▶ [OBJECTIVE] Make an exact copy of the listing below.
* Start *
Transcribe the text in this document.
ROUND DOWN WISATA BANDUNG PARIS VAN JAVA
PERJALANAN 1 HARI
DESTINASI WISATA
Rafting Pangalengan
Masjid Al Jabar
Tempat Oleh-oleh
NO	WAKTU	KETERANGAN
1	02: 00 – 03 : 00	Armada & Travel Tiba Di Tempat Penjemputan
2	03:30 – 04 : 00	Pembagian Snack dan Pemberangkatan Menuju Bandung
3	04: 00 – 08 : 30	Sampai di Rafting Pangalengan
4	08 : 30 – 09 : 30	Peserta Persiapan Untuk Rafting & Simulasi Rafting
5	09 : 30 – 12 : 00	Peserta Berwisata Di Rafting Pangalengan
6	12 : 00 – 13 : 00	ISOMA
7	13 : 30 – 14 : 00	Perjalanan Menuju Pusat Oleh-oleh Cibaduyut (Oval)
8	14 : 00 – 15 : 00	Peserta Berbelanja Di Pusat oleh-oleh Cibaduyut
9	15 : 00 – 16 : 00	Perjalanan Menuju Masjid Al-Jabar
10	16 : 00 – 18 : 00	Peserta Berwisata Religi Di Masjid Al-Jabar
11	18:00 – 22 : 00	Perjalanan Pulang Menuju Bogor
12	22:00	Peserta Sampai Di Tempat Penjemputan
* End *
▶ [WRITTEN SOLUTION]
Transcribe the text in this document.
ROUND DOWN WISATA BANDUNG PARIS VAN JAVA
PERJALANAN 1 HARI
DESTINASI WISATA
Rafting Pangalengan
Masjid Al Jabar
Tempat Oleh-oleh
NO	WAKTU	KETERANGAN
1	02: 00 – 03 : 00	Armada & Travel Tiba Di Tempat Penjemputan
2	03:30 – 04 : 00	Pembagian Snack dan Pemberangkatan Menuju Bandung
3	04: 00 – 08 : 30	Sampai di Rafting Pangalengan
4	08 : 30 – 09 : 30	Peserta Persiapan Untuk Rafting & Simulasi Rafting
5	09 : 30 – 12 : 00	Peserta Berwisata Di Rafting Pangalengan
6	12 : 00 – 13 : 00	ISOMA
7	13 : 30 – 14 : 00	Perjalanan Menuju Pusat Oleh-oleh Cibaduyut (Oval)
8	14 : 00 – 15 : 00	Peserta Berbelanja Di Pusat oleh-oleh Cibaduyut
9	15 : 00 – 16 : 00	Perjalanan Menuju Masjid Al-Jabar
10	16 : 00 – 18 : 00	Peserta Berwisata Religi Di Masjid Al-Jabar
11	18:00 – 22 : 00	Perjalanan Pulang Menuju Bogor
12	22:00	Peserta Sampai Di Tempat Penjemputan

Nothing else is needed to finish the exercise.